Task to complete
Copy every line from the records below that holds the word "maximum".

(Dataset listings of figures)
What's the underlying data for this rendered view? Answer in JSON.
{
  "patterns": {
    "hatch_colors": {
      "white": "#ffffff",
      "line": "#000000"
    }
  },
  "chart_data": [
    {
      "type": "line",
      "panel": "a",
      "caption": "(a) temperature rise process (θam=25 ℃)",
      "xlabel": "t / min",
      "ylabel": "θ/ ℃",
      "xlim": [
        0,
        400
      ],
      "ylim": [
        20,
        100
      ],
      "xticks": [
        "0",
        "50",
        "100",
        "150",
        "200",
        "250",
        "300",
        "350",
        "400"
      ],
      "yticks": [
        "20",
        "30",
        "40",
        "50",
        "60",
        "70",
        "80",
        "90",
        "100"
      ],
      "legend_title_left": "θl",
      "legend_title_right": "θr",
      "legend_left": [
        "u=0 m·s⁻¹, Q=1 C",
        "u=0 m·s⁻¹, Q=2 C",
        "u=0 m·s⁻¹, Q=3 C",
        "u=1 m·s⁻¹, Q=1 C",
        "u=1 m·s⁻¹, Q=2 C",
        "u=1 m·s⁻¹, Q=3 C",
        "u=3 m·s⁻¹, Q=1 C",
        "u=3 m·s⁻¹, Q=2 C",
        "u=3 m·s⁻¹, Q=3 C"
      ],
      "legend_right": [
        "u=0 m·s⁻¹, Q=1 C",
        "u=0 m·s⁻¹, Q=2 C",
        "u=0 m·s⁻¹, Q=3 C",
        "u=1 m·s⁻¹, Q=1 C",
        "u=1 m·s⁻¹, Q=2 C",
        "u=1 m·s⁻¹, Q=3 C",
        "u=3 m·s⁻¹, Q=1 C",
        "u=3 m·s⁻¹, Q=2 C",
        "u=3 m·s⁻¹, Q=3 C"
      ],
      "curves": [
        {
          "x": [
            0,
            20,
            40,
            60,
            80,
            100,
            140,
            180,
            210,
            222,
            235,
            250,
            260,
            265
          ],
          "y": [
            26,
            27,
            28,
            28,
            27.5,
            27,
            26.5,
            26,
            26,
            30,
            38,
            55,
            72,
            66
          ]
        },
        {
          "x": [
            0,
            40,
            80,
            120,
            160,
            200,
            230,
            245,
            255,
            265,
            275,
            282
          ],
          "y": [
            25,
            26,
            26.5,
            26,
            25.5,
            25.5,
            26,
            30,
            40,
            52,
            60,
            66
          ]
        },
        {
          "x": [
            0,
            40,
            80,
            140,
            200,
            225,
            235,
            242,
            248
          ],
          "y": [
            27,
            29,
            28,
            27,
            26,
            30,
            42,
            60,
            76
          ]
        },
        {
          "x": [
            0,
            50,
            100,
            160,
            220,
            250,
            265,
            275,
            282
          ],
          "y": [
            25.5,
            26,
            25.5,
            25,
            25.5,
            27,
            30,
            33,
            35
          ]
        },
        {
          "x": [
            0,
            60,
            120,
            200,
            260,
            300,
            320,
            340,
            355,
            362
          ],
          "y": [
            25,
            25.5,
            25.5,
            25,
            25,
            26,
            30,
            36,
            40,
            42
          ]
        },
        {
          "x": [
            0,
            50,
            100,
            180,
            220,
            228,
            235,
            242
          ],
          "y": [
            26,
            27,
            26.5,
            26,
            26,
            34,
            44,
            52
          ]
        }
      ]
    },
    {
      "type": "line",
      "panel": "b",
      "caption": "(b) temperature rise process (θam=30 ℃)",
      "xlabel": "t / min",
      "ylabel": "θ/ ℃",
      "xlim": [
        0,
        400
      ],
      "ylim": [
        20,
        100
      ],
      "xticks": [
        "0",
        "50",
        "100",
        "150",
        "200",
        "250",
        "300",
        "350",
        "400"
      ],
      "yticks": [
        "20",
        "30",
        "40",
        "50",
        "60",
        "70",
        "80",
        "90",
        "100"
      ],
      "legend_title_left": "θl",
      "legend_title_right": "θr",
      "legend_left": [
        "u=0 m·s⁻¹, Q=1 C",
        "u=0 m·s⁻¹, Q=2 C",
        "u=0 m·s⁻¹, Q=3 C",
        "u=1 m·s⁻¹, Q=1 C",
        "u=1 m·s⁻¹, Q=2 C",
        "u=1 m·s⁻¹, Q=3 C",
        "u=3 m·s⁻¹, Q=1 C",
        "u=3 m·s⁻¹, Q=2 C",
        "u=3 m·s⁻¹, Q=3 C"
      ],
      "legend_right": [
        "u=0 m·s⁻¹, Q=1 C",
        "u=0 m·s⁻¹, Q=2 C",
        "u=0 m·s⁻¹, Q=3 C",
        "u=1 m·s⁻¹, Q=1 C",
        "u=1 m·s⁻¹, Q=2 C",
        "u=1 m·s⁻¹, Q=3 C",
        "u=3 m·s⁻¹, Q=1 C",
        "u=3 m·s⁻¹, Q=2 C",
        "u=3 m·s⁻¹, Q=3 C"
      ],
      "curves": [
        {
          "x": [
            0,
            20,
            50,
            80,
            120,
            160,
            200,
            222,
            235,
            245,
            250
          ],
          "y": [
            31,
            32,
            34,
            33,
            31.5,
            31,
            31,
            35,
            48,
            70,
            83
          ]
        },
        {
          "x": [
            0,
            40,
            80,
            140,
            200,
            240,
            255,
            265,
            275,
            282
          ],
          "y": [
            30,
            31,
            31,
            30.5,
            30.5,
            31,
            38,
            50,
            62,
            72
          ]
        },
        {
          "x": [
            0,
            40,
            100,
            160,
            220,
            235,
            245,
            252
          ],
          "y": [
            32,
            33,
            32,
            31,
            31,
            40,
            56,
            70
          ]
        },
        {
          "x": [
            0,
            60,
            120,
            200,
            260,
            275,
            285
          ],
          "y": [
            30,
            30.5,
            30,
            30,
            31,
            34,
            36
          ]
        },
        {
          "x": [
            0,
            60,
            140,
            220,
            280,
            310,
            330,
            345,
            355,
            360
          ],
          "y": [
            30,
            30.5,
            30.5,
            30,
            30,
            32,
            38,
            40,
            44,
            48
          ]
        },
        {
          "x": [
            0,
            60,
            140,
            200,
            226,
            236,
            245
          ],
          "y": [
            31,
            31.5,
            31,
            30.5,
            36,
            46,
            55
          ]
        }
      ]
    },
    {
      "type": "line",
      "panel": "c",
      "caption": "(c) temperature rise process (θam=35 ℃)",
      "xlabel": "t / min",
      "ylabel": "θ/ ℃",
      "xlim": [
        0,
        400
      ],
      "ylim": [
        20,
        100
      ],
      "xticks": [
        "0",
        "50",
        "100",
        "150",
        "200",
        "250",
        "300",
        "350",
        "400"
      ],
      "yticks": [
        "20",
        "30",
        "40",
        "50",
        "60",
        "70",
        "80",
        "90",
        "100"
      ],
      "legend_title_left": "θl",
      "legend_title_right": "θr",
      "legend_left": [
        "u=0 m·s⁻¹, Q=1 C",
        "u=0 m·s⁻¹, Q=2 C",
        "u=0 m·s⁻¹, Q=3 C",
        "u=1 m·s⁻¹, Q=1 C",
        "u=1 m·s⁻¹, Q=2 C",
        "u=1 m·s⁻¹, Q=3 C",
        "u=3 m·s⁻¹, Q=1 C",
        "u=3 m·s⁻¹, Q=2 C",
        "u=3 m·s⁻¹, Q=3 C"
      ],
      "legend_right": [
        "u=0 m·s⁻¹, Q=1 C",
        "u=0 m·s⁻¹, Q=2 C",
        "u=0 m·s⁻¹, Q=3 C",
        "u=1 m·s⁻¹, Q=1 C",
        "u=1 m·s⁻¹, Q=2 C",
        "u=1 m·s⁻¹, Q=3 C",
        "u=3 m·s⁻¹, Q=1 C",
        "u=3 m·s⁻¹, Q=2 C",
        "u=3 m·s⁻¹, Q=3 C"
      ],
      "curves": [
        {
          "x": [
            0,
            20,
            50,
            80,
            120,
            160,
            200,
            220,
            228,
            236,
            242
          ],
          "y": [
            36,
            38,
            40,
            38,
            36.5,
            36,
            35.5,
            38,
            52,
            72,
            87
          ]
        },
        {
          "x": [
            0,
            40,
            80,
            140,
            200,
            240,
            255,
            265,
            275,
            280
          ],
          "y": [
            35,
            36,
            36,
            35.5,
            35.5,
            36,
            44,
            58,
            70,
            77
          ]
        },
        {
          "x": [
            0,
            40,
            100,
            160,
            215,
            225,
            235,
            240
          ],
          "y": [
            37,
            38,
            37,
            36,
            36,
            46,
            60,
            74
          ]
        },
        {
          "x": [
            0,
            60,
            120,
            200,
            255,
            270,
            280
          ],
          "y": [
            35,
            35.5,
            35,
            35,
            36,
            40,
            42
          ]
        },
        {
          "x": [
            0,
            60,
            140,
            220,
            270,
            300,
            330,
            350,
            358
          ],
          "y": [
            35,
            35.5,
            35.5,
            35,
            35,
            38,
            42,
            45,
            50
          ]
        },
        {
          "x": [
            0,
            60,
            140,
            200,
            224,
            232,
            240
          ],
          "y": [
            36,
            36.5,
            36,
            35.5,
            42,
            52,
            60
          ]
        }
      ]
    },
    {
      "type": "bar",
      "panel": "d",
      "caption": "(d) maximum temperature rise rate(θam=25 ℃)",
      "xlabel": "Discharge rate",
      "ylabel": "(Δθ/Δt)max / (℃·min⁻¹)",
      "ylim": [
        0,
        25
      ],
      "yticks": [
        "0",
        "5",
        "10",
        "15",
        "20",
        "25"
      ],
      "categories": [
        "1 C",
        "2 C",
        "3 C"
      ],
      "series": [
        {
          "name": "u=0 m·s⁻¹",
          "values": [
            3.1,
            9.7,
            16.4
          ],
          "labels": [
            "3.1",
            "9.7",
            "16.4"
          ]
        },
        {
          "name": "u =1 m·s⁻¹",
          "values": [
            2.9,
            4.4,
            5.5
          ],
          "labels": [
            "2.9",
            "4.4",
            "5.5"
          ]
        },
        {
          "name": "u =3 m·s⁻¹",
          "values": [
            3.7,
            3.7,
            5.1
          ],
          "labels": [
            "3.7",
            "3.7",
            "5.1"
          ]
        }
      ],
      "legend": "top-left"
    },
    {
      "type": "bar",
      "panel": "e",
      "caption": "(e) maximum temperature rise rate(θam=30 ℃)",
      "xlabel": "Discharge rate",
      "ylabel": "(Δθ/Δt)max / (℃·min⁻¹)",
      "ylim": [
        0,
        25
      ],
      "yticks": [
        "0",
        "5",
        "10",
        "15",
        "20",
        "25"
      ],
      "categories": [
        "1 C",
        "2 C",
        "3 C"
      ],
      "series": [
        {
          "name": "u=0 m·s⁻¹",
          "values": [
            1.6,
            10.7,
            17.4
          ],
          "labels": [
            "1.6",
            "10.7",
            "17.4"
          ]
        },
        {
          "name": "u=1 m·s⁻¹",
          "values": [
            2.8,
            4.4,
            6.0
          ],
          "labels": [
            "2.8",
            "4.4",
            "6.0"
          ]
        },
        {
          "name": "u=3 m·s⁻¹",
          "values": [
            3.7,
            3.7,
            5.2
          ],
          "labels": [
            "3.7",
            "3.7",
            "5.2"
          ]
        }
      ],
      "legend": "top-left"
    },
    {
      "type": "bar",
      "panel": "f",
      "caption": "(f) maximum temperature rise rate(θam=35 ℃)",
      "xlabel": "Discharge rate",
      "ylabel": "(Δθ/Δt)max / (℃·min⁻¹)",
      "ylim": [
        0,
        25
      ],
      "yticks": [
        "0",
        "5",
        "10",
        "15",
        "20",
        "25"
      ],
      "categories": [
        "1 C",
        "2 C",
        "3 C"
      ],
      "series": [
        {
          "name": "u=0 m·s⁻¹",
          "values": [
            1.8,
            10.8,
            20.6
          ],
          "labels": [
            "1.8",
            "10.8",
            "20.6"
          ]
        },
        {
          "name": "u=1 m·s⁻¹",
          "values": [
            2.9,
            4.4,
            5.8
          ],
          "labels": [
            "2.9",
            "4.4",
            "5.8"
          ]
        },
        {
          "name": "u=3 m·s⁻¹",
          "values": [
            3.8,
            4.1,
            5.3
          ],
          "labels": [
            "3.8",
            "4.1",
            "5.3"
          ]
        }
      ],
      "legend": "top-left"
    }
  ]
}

Output
      "caption": "(d) maximum temperature rise rate(θam=25 ℃)",
      "caption": "(e) maximum temperature rise rate(θam=30 ℃)",
      "caption": "(f) maximum temperature rise rate(θam=35 ℃)",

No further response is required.